++++ EXTRACTED INFORMATION

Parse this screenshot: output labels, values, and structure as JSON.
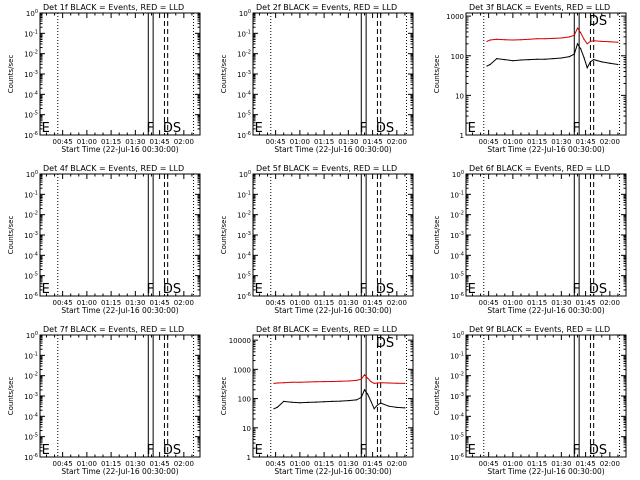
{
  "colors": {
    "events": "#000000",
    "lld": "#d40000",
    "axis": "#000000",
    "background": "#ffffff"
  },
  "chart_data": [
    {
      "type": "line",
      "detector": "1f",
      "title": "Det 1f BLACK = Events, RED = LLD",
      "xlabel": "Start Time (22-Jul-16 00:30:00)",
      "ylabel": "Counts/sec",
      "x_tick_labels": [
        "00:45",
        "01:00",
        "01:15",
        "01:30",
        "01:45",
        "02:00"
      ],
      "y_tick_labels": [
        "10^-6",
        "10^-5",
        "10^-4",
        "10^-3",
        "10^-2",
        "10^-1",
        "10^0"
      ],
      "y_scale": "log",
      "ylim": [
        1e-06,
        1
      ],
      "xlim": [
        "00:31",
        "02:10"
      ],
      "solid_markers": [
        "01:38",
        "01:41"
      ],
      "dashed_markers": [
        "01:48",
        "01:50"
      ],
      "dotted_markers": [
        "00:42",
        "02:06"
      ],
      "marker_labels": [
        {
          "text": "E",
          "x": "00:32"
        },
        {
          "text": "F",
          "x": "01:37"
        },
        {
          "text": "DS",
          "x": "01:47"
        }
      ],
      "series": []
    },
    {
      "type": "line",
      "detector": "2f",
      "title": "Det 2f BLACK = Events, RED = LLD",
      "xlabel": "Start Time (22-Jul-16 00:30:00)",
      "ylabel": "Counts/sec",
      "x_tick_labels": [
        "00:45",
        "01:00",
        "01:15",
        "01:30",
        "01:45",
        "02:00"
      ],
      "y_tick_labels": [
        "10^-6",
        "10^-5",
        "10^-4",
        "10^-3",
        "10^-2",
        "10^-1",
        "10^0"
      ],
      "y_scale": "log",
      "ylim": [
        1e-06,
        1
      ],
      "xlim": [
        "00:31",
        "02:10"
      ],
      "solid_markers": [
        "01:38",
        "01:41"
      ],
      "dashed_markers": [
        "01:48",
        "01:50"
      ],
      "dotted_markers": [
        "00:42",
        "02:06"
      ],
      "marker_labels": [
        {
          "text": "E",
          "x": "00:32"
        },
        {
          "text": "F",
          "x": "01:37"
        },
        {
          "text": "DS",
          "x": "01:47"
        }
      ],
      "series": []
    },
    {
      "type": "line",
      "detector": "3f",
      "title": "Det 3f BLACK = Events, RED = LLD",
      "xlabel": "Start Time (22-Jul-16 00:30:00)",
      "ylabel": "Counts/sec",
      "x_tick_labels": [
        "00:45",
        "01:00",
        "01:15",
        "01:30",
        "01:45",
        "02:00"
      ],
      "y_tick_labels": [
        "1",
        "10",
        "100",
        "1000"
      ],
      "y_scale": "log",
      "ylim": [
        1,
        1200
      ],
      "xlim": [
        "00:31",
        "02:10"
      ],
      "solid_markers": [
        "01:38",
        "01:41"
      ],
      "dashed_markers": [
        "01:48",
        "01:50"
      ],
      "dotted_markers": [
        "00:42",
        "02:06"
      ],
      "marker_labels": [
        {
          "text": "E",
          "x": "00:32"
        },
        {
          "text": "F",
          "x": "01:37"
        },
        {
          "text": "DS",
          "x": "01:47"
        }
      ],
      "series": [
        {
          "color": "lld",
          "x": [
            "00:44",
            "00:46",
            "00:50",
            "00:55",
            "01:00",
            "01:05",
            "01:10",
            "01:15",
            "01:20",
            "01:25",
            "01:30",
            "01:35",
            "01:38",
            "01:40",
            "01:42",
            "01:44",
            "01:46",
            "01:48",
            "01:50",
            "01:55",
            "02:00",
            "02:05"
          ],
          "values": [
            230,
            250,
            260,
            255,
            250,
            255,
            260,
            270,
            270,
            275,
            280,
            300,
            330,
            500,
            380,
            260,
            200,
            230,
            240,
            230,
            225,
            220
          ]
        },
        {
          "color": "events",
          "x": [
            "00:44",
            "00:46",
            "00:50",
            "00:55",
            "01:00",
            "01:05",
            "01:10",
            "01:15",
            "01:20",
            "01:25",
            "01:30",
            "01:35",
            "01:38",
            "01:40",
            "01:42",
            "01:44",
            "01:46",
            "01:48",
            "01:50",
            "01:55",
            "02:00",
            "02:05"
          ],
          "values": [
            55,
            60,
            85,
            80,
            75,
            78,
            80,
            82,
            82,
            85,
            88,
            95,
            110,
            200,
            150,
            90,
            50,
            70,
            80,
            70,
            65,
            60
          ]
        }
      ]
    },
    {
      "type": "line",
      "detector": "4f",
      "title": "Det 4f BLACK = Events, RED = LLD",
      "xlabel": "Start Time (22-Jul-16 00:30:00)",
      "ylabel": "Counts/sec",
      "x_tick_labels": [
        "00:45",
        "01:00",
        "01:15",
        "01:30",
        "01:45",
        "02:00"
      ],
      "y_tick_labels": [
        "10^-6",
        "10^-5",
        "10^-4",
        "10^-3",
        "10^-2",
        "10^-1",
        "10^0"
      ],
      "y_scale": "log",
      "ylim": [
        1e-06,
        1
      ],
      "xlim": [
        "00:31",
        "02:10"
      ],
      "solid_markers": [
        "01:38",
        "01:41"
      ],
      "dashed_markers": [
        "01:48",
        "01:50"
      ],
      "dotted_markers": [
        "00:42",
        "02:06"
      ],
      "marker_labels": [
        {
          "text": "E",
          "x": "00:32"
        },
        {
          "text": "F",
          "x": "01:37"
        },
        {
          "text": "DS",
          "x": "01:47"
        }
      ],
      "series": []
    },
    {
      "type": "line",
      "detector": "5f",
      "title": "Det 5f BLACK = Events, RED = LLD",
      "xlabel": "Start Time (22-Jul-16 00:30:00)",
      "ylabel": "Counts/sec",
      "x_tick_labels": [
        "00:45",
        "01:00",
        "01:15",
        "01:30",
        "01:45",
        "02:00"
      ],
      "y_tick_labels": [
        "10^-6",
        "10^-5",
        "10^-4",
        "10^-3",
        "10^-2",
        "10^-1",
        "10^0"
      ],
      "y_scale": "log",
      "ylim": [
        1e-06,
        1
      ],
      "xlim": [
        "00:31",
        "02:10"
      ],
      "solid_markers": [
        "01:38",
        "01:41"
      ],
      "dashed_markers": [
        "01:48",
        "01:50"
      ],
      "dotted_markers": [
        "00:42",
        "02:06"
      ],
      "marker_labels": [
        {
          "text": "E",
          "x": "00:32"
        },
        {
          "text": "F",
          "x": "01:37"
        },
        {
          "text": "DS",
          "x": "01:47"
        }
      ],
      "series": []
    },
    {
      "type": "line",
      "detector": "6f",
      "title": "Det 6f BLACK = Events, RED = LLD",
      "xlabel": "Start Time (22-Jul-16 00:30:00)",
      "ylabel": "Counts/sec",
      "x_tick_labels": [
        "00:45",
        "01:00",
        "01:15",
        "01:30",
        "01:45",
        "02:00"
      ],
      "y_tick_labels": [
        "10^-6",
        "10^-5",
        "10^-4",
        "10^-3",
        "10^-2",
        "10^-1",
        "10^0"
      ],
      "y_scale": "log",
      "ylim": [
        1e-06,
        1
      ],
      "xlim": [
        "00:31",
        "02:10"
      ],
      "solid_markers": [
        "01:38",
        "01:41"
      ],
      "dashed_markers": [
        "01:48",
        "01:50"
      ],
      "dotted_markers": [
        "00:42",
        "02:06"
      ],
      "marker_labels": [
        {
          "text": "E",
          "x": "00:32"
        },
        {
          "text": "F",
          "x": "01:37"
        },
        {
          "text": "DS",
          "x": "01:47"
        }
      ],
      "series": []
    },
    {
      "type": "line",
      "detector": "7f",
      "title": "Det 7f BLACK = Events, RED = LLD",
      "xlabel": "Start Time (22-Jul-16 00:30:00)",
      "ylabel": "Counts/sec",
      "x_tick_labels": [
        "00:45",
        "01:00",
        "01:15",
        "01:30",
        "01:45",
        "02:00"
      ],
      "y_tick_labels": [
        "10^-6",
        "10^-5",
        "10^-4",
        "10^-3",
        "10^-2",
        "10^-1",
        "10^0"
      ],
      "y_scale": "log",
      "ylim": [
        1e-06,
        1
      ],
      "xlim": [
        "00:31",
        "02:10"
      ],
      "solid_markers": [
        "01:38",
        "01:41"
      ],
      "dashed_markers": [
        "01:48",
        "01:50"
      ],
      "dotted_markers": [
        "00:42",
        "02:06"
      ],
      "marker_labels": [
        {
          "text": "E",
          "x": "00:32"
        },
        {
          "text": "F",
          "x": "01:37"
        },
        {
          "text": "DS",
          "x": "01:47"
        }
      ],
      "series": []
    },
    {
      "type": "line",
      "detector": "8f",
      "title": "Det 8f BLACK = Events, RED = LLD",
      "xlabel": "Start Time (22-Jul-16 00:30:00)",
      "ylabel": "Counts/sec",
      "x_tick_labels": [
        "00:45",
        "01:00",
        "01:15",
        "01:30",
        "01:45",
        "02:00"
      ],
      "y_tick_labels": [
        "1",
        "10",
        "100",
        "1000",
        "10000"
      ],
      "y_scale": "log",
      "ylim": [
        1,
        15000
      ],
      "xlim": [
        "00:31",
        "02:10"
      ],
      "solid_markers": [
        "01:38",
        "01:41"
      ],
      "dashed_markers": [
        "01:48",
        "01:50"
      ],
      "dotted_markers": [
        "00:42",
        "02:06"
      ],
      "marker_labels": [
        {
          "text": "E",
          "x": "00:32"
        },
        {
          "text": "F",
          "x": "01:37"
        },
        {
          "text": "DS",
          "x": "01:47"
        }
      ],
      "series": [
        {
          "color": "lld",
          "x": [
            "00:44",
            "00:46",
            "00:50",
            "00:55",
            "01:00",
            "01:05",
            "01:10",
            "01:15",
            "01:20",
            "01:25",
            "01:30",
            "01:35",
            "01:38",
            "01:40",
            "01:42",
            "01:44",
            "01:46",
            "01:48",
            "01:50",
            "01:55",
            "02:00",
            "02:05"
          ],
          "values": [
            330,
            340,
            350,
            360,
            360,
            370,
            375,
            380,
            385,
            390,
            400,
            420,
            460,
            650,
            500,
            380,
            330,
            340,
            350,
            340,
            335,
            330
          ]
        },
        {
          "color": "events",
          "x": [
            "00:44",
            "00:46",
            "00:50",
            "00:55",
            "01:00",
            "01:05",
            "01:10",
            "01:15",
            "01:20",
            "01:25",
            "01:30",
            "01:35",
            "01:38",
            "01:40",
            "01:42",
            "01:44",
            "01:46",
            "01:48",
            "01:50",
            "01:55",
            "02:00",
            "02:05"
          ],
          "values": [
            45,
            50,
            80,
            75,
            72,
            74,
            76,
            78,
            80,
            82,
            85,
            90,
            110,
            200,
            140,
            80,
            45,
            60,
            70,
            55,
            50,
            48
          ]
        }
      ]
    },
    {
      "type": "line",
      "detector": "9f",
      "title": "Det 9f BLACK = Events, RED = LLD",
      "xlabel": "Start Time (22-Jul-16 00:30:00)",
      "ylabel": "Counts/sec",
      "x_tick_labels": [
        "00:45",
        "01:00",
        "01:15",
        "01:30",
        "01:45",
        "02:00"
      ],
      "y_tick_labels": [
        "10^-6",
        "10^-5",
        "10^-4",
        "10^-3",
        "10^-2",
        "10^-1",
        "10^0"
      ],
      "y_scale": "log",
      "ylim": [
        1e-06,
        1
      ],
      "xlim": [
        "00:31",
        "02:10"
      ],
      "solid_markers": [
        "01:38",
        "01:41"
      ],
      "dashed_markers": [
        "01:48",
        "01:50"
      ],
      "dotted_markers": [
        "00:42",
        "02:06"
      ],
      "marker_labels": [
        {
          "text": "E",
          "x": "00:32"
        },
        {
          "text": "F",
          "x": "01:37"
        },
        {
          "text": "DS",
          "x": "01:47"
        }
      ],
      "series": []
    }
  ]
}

++++++++
++++ EXTRACTED INFORMATION

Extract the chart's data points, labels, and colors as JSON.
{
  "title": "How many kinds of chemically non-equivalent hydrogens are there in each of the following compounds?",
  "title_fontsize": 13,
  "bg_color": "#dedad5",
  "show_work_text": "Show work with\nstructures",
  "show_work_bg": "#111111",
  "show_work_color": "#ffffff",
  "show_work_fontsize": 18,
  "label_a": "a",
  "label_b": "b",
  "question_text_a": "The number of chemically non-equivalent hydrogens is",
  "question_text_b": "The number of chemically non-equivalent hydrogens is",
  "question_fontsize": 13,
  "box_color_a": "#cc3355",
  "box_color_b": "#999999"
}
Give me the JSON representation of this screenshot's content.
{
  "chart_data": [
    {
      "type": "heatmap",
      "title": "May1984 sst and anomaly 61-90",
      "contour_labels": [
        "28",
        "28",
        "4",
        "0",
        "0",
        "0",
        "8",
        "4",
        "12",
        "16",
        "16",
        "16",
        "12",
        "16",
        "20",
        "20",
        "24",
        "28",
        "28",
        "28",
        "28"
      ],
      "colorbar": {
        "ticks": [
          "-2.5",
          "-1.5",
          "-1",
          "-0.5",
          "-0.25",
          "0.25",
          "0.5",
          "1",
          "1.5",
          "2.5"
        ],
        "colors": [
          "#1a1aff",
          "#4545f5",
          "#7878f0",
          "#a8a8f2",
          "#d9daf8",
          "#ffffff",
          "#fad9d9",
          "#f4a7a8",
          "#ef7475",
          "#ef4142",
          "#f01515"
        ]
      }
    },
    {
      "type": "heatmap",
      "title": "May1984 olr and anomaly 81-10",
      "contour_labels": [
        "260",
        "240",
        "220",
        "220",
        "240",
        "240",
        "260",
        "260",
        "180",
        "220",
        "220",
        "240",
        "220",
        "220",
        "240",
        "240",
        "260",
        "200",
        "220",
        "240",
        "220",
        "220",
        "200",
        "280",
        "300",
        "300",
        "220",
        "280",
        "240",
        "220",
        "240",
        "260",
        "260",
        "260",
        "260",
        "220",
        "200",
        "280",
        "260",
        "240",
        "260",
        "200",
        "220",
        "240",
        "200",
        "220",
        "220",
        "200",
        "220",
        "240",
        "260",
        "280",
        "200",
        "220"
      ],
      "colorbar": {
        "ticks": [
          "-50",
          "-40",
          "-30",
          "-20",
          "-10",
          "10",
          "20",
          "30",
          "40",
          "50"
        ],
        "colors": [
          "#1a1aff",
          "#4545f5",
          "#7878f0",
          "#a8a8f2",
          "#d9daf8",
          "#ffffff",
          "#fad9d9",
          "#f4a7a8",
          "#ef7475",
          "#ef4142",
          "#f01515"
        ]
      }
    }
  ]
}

++++++++

**EXERCISE TASK**: Copy out all lines where the word "detector" appears.

**TASK OUTPUT**:
      "detector": "1f",
      "detector": "2f",
      "detector": "3f",
      "detector": "4f",
      "detector": "5f",
      "detector": "6f",
      "detector": "7f",
      "detector": "8f",
      "detector": "9f",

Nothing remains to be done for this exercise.